* begin Excerpted records *

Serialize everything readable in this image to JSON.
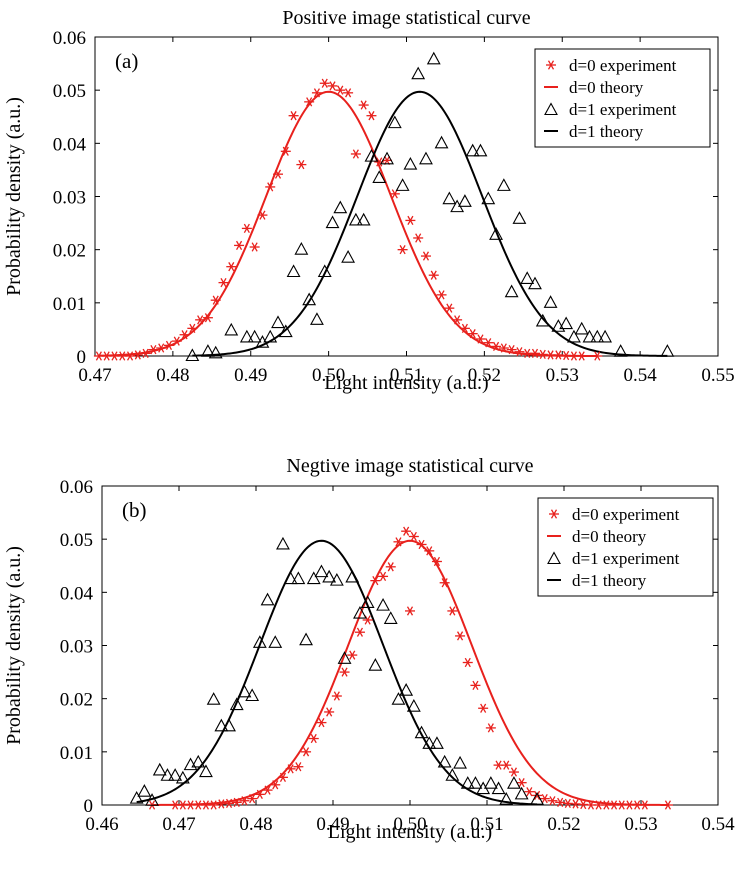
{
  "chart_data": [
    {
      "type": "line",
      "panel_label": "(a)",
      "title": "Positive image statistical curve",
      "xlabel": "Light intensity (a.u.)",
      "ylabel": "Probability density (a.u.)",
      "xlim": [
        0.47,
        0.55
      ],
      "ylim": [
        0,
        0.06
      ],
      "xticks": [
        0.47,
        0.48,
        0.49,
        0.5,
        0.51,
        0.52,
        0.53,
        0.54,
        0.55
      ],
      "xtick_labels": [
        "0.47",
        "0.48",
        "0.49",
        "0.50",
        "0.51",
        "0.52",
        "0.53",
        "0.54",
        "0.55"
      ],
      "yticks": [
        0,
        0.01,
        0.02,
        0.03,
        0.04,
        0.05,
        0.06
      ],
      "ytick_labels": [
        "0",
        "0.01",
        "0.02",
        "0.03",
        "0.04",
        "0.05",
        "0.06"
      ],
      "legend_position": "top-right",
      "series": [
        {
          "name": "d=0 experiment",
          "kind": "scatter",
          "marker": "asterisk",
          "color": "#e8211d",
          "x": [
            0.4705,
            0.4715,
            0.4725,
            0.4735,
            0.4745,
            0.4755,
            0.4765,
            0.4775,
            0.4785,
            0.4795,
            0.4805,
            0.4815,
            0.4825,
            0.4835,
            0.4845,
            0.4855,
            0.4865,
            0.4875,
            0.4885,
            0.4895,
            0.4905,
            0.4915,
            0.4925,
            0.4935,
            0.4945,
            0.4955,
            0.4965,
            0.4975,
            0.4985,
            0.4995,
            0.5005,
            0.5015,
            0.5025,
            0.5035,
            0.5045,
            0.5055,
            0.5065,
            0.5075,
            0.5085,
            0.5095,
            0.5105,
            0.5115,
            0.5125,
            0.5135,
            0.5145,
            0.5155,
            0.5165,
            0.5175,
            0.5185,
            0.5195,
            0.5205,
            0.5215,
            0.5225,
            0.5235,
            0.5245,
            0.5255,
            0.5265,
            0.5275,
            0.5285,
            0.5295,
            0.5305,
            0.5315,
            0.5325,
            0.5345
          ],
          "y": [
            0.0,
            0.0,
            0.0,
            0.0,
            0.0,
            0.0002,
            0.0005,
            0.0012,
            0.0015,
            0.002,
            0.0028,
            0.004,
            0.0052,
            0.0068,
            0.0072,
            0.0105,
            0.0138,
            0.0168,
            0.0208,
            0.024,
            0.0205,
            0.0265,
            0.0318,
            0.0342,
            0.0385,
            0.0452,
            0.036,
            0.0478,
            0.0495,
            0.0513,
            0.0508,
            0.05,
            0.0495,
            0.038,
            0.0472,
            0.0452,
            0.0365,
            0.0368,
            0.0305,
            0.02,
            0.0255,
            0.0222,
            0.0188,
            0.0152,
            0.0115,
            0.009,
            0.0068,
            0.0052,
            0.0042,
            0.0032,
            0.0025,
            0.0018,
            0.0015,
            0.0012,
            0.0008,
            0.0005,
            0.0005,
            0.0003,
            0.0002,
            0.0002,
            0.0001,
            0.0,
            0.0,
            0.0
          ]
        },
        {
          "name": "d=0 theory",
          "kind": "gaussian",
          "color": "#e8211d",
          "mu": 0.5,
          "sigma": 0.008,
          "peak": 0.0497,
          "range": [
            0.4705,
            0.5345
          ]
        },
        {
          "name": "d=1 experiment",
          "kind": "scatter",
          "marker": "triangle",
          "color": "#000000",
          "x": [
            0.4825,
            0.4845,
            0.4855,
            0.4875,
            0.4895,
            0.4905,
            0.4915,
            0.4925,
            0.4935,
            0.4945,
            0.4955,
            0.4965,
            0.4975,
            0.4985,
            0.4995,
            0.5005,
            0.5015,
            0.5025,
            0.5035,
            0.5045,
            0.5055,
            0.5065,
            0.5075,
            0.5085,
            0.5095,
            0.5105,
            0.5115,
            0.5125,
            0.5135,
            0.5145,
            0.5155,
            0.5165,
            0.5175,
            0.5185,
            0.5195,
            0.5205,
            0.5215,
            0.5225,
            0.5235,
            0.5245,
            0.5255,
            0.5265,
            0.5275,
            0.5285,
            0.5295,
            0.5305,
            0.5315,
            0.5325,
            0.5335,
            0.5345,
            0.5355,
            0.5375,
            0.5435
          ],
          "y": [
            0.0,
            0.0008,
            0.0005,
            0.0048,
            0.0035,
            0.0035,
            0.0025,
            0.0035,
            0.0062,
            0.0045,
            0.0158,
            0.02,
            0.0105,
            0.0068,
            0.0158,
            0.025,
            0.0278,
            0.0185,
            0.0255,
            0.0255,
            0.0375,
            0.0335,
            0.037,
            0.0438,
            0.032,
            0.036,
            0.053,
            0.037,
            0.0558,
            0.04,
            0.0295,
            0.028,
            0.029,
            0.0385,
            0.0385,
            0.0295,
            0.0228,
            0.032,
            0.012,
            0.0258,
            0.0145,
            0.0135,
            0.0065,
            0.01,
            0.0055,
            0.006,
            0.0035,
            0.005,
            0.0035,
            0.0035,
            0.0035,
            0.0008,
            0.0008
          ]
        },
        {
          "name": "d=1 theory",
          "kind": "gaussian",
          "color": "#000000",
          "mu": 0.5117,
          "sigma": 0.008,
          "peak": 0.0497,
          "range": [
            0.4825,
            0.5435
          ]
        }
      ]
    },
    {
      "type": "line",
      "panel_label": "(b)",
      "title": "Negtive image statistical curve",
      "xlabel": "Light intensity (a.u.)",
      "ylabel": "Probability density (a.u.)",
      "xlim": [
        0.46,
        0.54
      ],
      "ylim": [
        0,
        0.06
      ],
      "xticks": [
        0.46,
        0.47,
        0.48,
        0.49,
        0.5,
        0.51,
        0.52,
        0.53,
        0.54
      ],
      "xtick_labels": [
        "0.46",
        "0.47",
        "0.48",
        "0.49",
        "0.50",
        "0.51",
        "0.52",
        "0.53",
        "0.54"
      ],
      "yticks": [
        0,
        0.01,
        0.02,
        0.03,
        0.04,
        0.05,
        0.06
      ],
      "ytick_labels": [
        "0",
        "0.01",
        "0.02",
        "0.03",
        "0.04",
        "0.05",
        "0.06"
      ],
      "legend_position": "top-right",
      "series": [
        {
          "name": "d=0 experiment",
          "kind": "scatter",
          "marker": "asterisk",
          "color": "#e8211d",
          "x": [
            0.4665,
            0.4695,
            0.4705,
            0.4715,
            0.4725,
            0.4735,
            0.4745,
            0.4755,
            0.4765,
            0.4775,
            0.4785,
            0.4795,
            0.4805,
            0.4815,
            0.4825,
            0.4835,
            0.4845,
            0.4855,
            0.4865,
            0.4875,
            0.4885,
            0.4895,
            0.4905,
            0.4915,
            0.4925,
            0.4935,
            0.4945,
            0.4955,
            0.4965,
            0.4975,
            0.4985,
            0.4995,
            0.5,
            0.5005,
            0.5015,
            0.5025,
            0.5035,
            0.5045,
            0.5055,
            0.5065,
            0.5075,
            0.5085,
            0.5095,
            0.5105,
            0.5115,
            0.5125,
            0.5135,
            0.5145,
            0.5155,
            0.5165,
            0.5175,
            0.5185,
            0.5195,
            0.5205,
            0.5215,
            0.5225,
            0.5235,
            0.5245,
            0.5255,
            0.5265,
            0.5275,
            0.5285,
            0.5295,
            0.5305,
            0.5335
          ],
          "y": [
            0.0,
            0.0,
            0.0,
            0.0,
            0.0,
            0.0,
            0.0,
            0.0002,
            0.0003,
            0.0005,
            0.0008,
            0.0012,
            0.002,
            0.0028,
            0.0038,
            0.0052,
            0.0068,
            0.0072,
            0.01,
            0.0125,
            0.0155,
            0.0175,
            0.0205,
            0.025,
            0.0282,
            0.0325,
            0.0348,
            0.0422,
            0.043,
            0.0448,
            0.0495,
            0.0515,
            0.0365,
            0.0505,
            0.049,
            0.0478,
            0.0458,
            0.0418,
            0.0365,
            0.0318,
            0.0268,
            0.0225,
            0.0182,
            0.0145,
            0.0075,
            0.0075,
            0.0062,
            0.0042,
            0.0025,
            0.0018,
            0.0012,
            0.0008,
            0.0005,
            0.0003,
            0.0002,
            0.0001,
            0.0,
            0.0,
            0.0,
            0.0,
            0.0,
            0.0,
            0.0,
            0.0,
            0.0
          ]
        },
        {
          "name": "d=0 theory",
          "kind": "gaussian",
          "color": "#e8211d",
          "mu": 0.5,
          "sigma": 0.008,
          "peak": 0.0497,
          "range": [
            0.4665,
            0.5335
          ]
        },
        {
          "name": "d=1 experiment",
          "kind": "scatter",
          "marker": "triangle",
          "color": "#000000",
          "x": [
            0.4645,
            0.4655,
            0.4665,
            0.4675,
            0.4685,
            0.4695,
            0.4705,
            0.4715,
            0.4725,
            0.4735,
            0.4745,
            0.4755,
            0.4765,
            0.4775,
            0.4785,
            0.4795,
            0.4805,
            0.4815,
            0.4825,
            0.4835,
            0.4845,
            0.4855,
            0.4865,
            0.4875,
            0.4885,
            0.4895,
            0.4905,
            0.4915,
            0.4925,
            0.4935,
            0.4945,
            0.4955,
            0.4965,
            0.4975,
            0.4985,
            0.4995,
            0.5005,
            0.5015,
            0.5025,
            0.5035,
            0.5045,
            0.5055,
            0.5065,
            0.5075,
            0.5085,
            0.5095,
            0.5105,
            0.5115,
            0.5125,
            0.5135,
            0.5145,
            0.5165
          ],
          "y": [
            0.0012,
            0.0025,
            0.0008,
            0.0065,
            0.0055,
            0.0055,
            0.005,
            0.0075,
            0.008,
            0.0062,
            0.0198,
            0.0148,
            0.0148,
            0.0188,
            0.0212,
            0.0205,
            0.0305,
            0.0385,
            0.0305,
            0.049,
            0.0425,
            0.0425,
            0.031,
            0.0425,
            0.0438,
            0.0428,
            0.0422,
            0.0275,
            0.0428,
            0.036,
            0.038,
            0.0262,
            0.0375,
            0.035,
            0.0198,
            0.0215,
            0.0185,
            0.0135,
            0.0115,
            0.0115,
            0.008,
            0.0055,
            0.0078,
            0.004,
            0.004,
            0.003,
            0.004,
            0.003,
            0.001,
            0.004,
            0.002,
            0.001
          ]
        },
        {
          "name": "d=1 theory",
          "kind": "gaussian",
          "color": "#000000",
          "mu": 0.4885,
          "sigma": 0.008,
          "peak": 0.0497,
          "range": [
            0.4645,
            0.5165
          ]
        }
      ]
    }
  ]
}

* end Excerpted records *
* begin Excerpted records *

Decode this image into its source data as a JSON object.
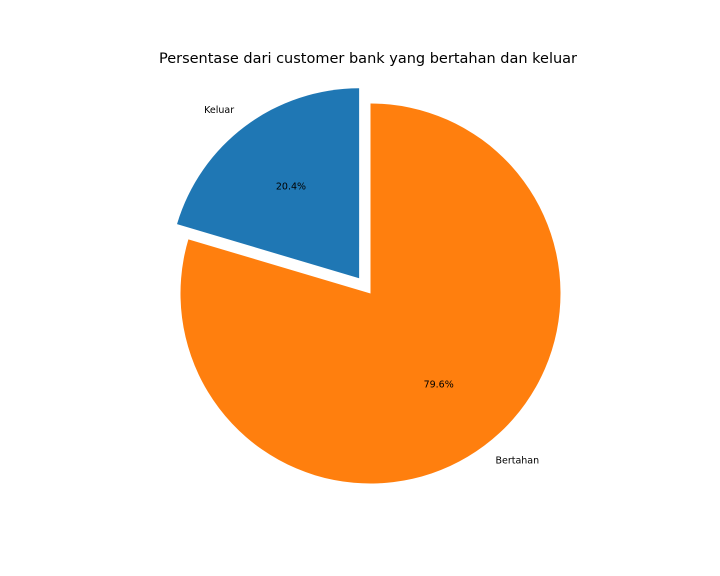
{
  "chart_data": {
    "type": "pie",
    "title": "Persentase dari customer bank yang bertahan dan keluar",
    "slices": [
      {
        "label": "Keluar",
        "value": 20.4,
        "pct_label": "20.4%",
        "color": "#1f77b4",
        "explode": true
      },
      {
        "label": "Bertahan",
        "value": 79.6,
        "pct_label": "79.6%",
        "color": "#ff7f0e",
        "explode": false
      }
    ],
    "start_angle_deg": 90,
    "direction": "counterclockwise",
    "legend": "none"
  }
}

* end Excerpted records *

Exercise directions =>
Every line that holds the string "image" should be returned.

Worked solution =>
Serialize everything readable in this image to JSON.
      "title": "Positive image statistical curve",
      "title": "Negtive image statistical curve",
Decode this image into its source data as a JSON object.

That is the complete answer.